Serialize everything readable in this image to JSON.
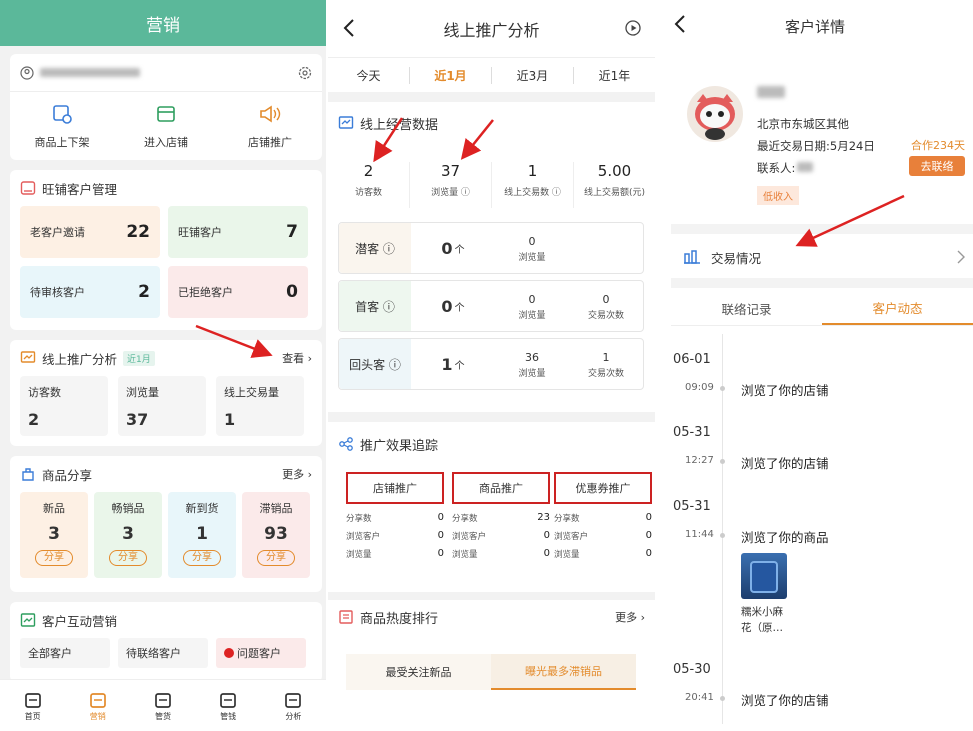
{
  "p1": {
    "title": "营销",
    "quick": [
      "商品上下架",
      "进入店铺",
      "店铺推广"
    ],
    "crm": {
      "title": "旺铺客户管理",
      "cells": [
        {
          "label": "老客户邀请",
          "value": "22",
          "bg": "#fdf0e4"
        },
        {
          "label": "旺铺客户",
          "value": "7",
          "bg": "#eaf6ea"
        },
        {
          "label": "待审核客户",
          "value": "2",
          "bg": "#e8f6fa"
        },
        {
          "label": "已拒绝客户",
          "value": "0",
          "bg": "#fbeaea"
        }
      ]
    },
    "analysis": {
      "title": "线上推广分析",
      "tag": "近1月",
      "more": "查看",
      "stats": [
        {
          "label": "访客数",
          "value": "2"
        },
        {
          "label": "浏览量",
          "value": "37"
        },
        {
          "label": "线上交易量",
          "value": "1"
        }
      ]
    },
    "share": {
      "title": "商品分享",
      "more": "更多",
      "items": [
        {
          "label": "新品",
          "value": "3",
          "btn": "分享",
          "bg": "#fdf0e4",
          "color": "#e38b2c"
        },
        {
          "label": "畅销品",
          "value": "3",
          "btn": "分享",
          "bg": "#eaf6ea",
          "color": "#e38b2c"
        },
        {
          "label": "新到货",
          "value": "1",
          "btn": "分享",
          "bg": "#e8f6fa",
          "color": "#e38b2c"
        },
        {
          "label": "滞销品",
          "value": "93",
          "btn": "分享",
          "bg": "#fbeaea",
          "color": "#e38b2c"
        }
      ]
    },
    "interact": {
      "title": "客户互动营销",
      "cells": [
        "全部客户",
        "待联络客户",
        "问题客户"
      ]
    },
    "tabbar": [
      "首页",
      "营销",
      "管货",
      "管钱",
      "分析"
    ]
  },
  "p2": {
    "title": "线上推广分析",
    "tabs": [
      "今天",
      "近1月",
      "近3月",
      "近1年"
    ],
    "section1": "线上经营数据",
    "stats": [
      {
        "value": "2",
        "label": "访客数"
      },
      {
        "value": "37",
        "label": "浏览量 ⓘ"
      },
      {
        "value": "1",
        "label": "线上交易数 ⓘ"
      },
      {
        "value": "5.00",
        "label": "线上交易额(元)"
      }
    ],
    "rows": [
      {
        "label": "潜客 ⓘ",
        "big": "0",
        "unit": "个",
        "cols": [
          {
            "v": "0",
            "l": "浏览量"
          }
        ],
        "bg": "#faf5ee"
      },
      {
        "label": "首客 ⓘ",
        "big": "0",
        "unit": "个",
        "cols": [
          {
            "v": "0",
            "l": "浏览量"
          },
          {
            "v": "0",
            "l": "交易次数"
          }
        ],
        "bg": "#eef7ef"
      },
      {
        "label": "回头客 ⓘ",
        "big": "1",
        "unit": "个",
        "cols": [
          {
            "v": "36",
            "l": "浏览量"
          },
          {
            "v": "1",
            "l": "交易次数"
          }
        ],
        "bg": "#eef6f9"
      }
    ],
    "section2": "推广效果追踪",
    "promos": [
      {
        "title": "店铺推广",
        "rows": [
          {
            "l": "分享数",
            "v": "0"
          },
          {
            "l": "浏览客户",
            "v": "0"
          },
          {
            "l": "浏览量",
            "v": "0"
          }
        ]
      },
      {
        "title": "商品推广",
        "rows": [
          {
            "l": "分享数",
            "v": "23"
          },
          {
            "l": "浏览客户",
            "v": "0"
          },
          {
            "l": "浏览量",
            "v": "0"
          }
        ]
      },
      {
        "title": "优惠券推广",
        "rows": [
          {
            "l": "分享数",
            "v": "0"
          },
          {
            "l": "浏览客户",
            "v": "0"
          },
          {
            "l": "浏览量",
            "v": "0"
          }
        ]
      }
    ],
    "section3": "商品热度排行",
    "more": "更多",
    "rankTabs": [
      "最受关注新品",
      "曝光最多滞销品"
    ]
  },
  "p3": {
    "title": "客户详情",
    "address": "北京市东城区其他",
    "lastTrade": "最近交易日期:5月24日",
    "contact": "联系人:",
    "coop": "合作234天",
    "btn": "去联络",
    "badge": "低收入",
    "trade": "交易情况",
    "tabs": [
      "联络记录",
      "客户动态"
    ],
    "timeline": [
      {
        "date": "06-01",
        "time": "09:09",
        "text": "浏览了你的店铺"
      },
      {
        "date": "05-31",
        "time": "12:27",
        "text": "浏览了你的店铺"
      },
      {
        "date": "05-31",
        "time": "11:44",
        "text": "浏览了你的商品"
      },
      {
        "date": "05-30",
        "time": "20:41",
        "text": "浏览了你的店铺"
      }
    ],
    "product": "糯米小麻\n花（原…"
  }
}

-------

## Given task
Each line of the material must be retyped exactly, except that images are omitted.

## The response
Serialize everything readable in this image to JSON.
{
  "p1": {
    "title": "营销",
    "quick": [
      "商品上下架",
      "进入店铺",
      "店铺推广"
    ],
    "crm": {
      "title": "旺铺客户管理",
      "cells": [
        {
          "label": "老客户邀请",
          "value": "22",
          "bg": "#fdf0e4"
        },
        {
          "label": "旺铺客户",
          "value": "7",
          "bg": "#eaf6ea"
        },
        {
          "label": "待审核客户",
          "value": "2",
          "bg": "#e8f6fa"
        },
        {
          "label": "已拒绝客户",
          "value": "0",
          "bg": "#fbeaea"
        }
      ]
    },
    "analysis": {
      "title": "线上推广分析",
      "tag": "近1月",
      "more": "查看",
      "stats": [
        {
          "label": "访客数",
          "value": "2"
        },
        {
          "label": "浏览量",
          "value": "37"
        },
        {
          "label": "线上交易量",
          "value": "1"
        }
      ]
    },
    "share": {
      "title": "商品分享",
      "more": "更多",
      "items": [
        {
          "label": "新品",
          "value": "3",
          "btn": "分享",
          "bg": "#fdf0e4",
          "color": "#e38b2c"
        },
        {
          "label": "畅销品",
          "value": "3",
          "btn": "分享",
          "bg": "#eaf6ea",
          "color": "#e38b2c"
        },
        {
          "label": "新到货",
          "value": "1",
          "btn": "分享",
          "bg": "#e8f6fa",
          "color": "#e38b2c"
        },
        {
          "label": "滞销品",
          "value": "93",
          "btn": "分享",
          "bg": "#fbeaea",
          "color": "#e38b2c"
        }
      ]
    },
    "interact": {
      "title": "客户互动营销",
      "cells": [
        "全部客户",
        "待联络客户",
        "问题客户"
      ]
    },
    "tabbar": [
      "首页",
      "营销",
      "管货",
      "管钱",
      "分析"
    ]
  },
  "p2": {
    "title": "线上推广分析",
    "tabs": [
      "今天",
      "近1月",
      "近3月",
      "近1年"
    ],
    "section1": "线上经营数据",
    "stats": [
      {
        "value": "2",
        "label": "访客数"
      },
      {
        "value": "37",
        "label": "浏览量 ⓘ"
      },
      {
        "value": "1",
        "label": "线上交易数 ⓘ"
      },
      {
        "value": "5.00",
        "label": "线上交易额(元)"
      }
    ],
    "rows": [
      {
        "label": "潜客 ⓘ",
        "big": "0",
        "unit": "个",
        "cols": [
          {
            "v": "0",
            "l": "浏览量"
          }
        ],
        "bg": "#faf5ee"
      },
      {
        "label": "首客 ⓘ",
        "big": "0",
        "unit": "个",
        "cols": [
          {
            "v": "0",
            "l": "浏览量"
          },
          {
            "v": "0",
            "l": "交易次数"
          }
        ],
        "bg": "#eef7ef"
      },
      {
        "label": "回头客 ⓘ",
        "big": "1",
        "unit": "个",
        "cols": [
          {
            "v": "36",
            "l": "浏览量"
          },
          {
            "v": "1",
            "l": "交易次数"
          }
        ],
        "bg": "#eef6f9"
      }
    ],
    "section2": "推广效果追踪",
    "promos": [
      {
        "title": "店铺推广",
        "rows": [
          {
            "l": "分享数",
            "v": "0"
          },
          {
            "l": "浏览客户",
            "v": "0"
          },
          {
            "l": "浏览量",
            "v": "0"
          }
        ]
      },
      {
        "title": "商品推广",
        "rows": [
          {
            "l": "分享数",
            "v": "23"
          },
          {
            "l": "浏览客户",
            "v": "0"
          },
          {
            "l": "浏览量",
            "v": "0"
          }
        ]
      },
      {
        "title": "优惠券推广",
        "rows": [
          {
            "l": "分享数",
            "v": "0"
          },
          {
            "l": "浏览客户",
            "v": "0"
          },
          {
            "l": "浏览量",
            "v": "0"
          }
        ]
      }
    ],
    "section3": "商品热度排行",
    "more": "更多",
    "rankTabs": [
      "最受关注新品",
      "曝光最多滞销品"
    ]
  },
  "p3": {
    "title": "客户详情",
    "address": "北京市东城区其他",
    "lastTrade": "最近交易日期:5月24日",
    "contact": "联系人:",
    "coop": "合作234天",
    "btn": "去联络",
    "badge": "低收入",
    "trade": "交易情况",
    "tabs": [
      "联络记录",
      "客户动态"
    ],
    "timeline": [
      {
        "date": "06-01",
        "time": "09:09",
        "text": "浏览了你的店铺"
      },
      {
        "date": "05-31",
        "time": "12:27",
        "text": "浏览了你的店铺"
      },
      {
        "date": "05-31",
        "time": "11:44",
        "text": "浏览了你的商品"
      },
      {
        "date": "05-30",
        "time": "20:41",
        "text": "浏览了你的店铺"
      }
    ],
    "product": "糯米小麻\n花（原…"
  }
}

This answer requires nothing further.